(Stored data)
◆ ◆ ◆ ◆ ◆ ◆ ◆

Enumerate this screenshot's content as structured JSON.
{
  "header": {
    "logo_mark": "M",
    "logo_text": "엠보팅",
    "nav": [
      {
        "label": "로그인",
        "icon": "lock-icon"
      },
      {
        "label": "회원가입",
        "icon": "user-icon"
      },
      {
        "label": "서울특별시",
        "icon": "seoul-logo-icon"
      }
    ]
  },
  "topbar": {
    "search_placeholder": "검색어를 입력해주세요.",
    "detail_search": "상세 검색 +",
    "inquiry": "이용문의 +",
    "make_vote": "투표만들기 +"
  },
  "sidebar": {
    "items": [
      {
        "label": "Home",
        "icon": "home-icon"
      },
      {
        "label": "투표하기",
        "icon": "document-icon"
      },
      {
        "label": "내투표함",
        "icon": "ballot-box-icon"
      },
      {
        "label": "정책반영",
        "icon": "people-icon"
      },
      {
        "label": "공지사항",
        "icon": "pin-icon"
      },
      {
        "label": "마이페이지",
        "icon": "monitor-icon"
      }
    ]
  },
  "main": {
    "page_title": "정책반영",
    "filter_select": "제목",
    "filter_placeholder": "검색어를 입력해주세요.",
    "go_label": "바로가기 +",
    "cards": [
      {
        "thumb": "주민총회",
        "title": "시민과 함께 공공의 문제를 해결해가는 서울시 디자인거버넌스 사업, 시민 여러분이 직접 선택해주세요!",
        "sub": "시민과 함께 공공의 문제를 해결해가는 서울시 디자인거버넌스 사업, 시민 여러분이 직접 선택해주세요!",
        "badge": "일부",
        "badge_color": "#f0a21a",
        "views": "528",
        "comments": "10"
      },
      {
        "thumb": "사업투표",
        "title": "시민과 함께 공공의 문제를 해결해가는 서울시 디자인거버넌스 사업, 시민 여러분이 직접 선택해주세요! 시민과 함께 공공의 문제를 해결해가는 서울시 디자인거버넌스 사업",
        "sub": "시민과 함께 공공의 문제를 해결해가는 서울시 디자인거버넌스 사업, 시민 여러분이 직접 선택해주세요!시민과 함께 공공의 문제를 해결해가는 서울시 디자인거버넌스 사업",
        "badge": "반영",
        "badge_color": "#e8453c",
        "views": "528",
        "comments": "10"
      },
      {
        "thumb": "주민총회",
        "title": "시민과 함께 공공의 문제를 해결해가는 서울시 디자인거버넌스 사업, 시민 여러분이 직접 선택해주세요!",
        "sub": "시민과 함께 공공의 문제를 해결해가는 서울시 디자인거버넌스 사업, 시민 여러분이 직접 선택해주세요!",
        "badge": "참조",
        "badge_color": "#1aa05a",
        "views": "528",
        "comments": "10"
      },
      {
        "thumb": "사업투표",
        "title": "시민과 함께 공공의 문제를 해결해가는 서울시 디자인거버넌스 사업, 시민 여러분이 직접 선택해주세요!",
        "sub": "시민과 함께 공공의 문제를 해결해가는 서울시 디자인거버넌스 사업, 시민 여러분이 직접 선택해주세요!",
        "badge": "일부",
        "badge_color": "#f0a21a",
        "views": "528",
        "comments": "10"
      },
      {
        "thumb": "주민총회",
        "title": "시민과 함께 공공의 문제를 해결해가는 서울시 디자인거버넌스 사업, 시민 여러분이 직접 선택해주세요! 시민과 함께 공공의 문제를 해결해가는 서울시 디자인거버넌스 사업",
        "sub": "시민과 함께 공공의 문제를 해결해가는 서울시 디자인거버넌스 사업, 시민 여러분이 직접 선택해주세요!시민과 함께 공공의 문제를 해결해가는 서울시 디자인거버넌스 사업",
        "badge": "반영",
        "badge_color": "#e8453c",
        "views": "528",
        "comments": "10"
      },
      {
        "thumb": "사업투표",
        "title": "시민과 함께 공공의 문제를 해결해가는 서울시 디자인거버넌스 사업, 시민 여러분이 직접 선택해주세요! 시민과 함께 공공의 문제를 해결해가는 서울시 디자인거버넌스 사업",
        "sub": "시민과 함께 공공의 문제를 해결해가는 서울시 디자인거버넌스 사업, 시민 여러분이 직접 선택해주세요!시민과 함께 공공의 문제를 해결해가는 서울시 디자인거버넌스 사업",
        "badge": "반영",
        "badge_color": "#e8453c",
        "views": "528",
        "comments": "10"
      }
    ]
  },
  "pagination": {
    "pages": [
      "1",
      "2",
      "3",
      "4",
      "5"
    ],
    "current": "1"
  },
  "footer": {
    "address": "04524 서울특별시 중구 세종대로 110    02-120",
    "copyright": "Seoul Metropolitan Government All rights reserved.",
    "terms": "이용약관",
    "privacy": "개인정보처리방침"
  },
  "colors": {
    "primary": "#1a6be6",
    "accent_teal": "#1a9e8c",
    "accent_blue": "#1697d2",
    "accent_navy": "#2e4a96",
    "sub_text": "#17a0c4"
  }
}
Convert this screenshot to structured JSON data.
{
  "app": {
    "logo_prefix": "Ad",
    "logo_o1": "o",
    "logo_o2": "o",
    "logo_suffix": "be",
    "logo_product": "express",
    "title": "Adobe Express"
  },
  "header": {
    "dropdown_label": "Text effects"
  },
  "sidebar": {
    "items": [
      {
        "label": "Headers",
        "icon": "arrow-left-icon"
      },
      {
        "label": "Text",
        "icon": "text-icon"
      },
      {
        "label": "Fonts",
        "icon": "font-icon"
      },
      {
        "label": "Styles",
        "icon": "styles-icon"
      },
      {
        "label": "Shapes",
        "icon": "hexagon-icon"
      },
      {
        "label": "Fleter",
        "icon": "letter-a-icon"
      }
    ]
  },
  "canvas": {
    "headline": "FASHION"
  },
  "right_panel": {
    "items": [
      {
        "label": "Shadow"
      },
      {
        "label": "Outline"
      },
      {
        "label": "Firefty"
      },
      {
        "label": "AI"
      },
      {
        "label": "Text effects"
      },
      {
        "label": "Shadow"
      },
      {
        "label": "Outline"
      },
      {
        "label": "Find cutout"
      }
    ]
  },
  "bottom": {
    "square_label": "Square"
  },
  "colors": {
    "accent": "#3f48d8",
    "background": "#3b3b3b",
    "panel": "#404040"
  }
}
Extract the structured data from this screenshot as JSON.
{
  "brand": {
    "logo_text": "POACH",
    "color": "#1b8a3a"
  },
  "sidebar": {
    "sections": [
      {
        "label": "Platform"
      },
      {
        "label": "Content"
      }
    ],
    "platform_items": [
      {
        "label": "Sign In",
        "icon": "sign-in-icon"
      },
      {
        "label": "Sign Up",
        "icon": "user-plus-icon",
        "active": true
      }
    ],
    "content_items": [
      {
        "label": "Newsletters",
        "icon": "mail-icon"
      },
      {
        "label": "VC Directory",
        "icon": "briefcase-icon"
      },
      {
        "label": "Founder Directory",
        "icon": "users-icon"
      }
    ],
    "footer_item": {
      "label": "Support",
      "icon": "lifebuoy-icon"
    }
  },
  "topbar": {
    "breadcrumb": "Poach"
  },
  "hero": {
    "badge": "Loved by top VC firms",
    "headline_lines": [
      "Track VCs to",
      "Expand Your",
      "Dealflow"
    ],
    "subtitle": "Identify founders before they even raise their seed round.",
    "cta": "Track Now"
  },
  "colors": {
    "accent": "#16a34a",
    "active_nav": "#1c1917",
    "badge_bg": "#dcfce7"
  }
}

◆ ◆ ◆ ◆ ◆ ◆ ◆

Set down all of the entries exactly, please.

Enumerate this screenshot's content as structured JSON.
{
  "header": {
    "logo_mark": "M",
    "logo_text": "엠보팅",
    "nav": [
      {
        "label": "로그인",
        "icon": "lock-icon"
      },
      {
        "label": "회원가입",
        "icon": "user-icon"
      },
      {
        "label": "서울특별시",
        "icon": "seoul-logo-icon"
      }
    ]
  },
  "topbar": {
    "search_placeholder": "검색어를 입력해주세요.",
    "detail_search": "상세 검색 +",
    "inquiry": "이용문의 +",
    "make_vote": "투표만들기 +"
  },
  "sidebar": {
    "items": [
      {
        "label": "Home",
        "icon": "home-icon"
      },
      {
        "label": "투표하기",
        "icon": "document-icon"
      },
      {
        "label": "내투표함",
        "icon": "ballot-box-icon"
      },
      {
        "label": "정책반영",
        "icon": "people-icon"
      },
      {
        "label": "공지사항",
        "icon": "pin-icon"
      },
      {
        "label": "마이페이지",
        "icon": "monitor-icon"
      }
    ]
  },
  "main": {
    "page_title": "정책반영",
    "filter_select": "제목",
    "filter_placeholder": "검색어를 입력해주세요.",
    "go_label": "바로가기 +",
    "cards": [
      {
        "thumb": "주민총회",
        "title": "시민과 함께 공공의 문제를 해결해가는 서울시 디자인거버넌스 사업, 시민 여러분이 직접 선택해주세요!",
        "sub": "시민과 함께 공공의 문제를 해결해가는 서울시 디자인거버넌스 사업, 시민 여러분이 직접 선택해주세요!",
        "badge": "일부",
        "badge_color": "#f0a21a",
        "views": "528",
        "comments": "10"
      },
      {
        "thumb": "사업투표",
        "title": "시민과 함께 공공의 문제를 해결해가는 서울시 디자인거버넌스 사업, 시민 여러분이 직접 선택해주세요! 시민과 함께 공공의 문제를 해결해가는 서울시 디자인거버넌스 사업",
        "sub": "시민과 함께 공공의 문제를 해결해가는 서울시 디자인거버넌스 사업, 시민 여러분이 직접 선택해주세요!시민과 함께 공공의 문제를 해결해가는 서울시 디자인거버넌스 사업",
        "badge": "반영",
        "badge_color": "#e8453c",
        "views": "528",
        "comments": "10"
      },
      {
        "thumb": "주민총회",
        "title": "시민과 함께 공공의 문제를 해결해가는 서울시 디자인거버넌스 사업, 시민 여러분이 직접 선택해주세요!",
        "sub": "시민과 함께 공공의 문제를 해결해가는 서울시 디자인거버넌스 사업, 시민 여러분이 직접 선택해주세요!",
        "badge": "참조",
        "badge_color": "#1aa05a",
        "views": "528",
        "comments": "10"
      },
      {
        "thumb": "사업투표",
        "title": "시민과 함께 공공의 문제를 해결해가는 서울시 디자인거버넌스 사업, 시민 여러분이 직접 선택해주세요!",
        "sub": "시민과 함께 공공의 문제를 해결해가는 서울시 디자인거버넌스 사업, 시민 여러분이 직접 선택해주세요!",
        "badge": "일부",
        "badge_color": "#f0a21a",
        "views": "528",
        "comments": "10"
      },
      {
        "thumb": "주민총회",
        "title": "시민과 함께 공공의 문제를 해결해가는 서울시 디자인거버넌스 사업, 시민 여러분이 직접 선택해주세요! 시민과 함께 공공의 문제를 해결해가는 서울시 디자인거버넌스 사업",
        "sub": "시민과 함께 공공의 문제를 해결해가는 서울시 디자인거버넌스 사업, 시민 여러분이 직접 선택해주세요!시민과 함께 공공의 문제를 해결해가는 서울시 디자인거버넌스 사업",
        "badge": "반영",
        "badge_color": "#e8453c",
        "views": "528",
        "comments": "10"
      },
      {
        "thumb": "사업투표",
        "title": "시민과 함께 공공의 문제를 해결해가는 서울시 디자인거버넌스 사업, 시민 여러분이 직접 선택해주세요! 시민과 함께 공공의 문제를 해결해가는 서울시 디자인거버넌스 사업",
        "sub": "시민과 함께 공공의 문제를 해결해가는 서울시 디자인거버넌스 사업, 시민 여러분이 직접 선택해주세요!시민과 함께 공공의 문제를 해결해가는 서울시 디자인거버넌스 사업",
        "badge": "반영",
        "badge_color": "#e8453c",
        "views": "528",
        "comments": "10"
      }
    ]
  },
  "pagination": {
    "pages": [
      "1",
      "2",
      "3",
      "4",
      "5"
    ],
    "current": "1"
  },
  "footer": {
    "address": "04524 서울특별시 중구 세종대로 110    02-120",
    "copyright": "Seoul Metropolitan Government All rights reserved.",
    "terms": "이용약관",
    "privacy": "개인정보처리방침"
  },
  "colors": {
    "primary": "#1a6be6",
    "accent_teal": "#1a9e8c",
    "accent_blue": "#1697d2",
    "accent_navy": "#2e4a96",
    "sub_text": "#17a0c4"
  }
}
Convert this screenshot to structured JSON data.
{
  "app": {
    "logo_prefix": "Ad",
    "logo_o1": "o",
    "logo_o2": "o",
    "logo_suffix": "be",
    "logo_product": "express",
    "title": "Adobe Express"
  },
  "header": {
    "dropdown_label": "Text effects"
  },
  "sidebar": {
    "items": [
      {
        "label": "Headers",
        "icon": "arrow-left-icon"
      },
      {
        "label": "Text",
        "icon": "text-icon"
      },
      {
        "label": "Fonts",
        "icon": "font-icon"
      },
      {
        "label": "Styles",
        "icon": "styles-icon"
      },
      {
        "label": "Shapes",
        "icon": "hexagon-icon"
      },
      {
        "label": "Fleter",
        "icon": "letter-a-icon"
      }
    ]
  },
  "canvas": {
    "headline": "FASHION"
  },
  "right_panel": {
    "items": [
      {
        "label": "Shadow"
      },
      {
        "label": "Outline"
      },
      {
        "label": "Firefty"
      },
      {
        "label": "AI"
      },
      {
        "label": "Text effects"
      },
      {
        "label": "Shadow"
      },
      {
        "label": "Outline"
      },
      {
        "label": "Find cutout"
      }
    ]
  },
  "bottom": {
    "square_label": "Square"
  },
  "colors": {
    "accent": "#3f48d8",
    "background": "#3b3b3b",
    "panel": "#404040"
  }
}
Extract the structured data from this screenshot as JSON.
{
  "brand": {
    "logo_text": "POACH",
    "color": "#1b8a3a"
  },
  "sidebar": {
    "sections": [
      {
        "label": "Platform"
      },
      {
        "label": "Content"
      }
    ],
    "platform_items": [
      {
        "label": "Sign In",
        "icon": "sign-in-icon"
      },
      {
        "label": "Sign Up",
        "icon": "user-plus-icon",
        "active": true
      }
    ],
    "content_items": [
      {
        "label": "Newsletters",
        "icon": "mail-icon"
      },
      {
        "label": "VC Directory",
        "icon": "briefcase-icon"
      },
      {
        "label": "Founder Directory",
        "icon": "users-icon"
      }
    ],
    "footer_item": {
      "label": "Support",
      "icon": "lifebuoy-icon"
    }
  },
  "topbar": {
    "breadcrumb": "Poach"
  },
  "hero": {
    "badge": "Loved by top VC firms",
    "headline_lines": [
      "Track VCs to",
      "Expand Your",
      "Dealflow"
    ],
    "subtitle": "Identify founders before they even raise their seed round.",
    "cta": "Track Now"
  },
  "colors": {
    "accent": "#16a34a",
    "active_nav": "#1c1917",
    "badge_bg": "#dcfce7"
  }
}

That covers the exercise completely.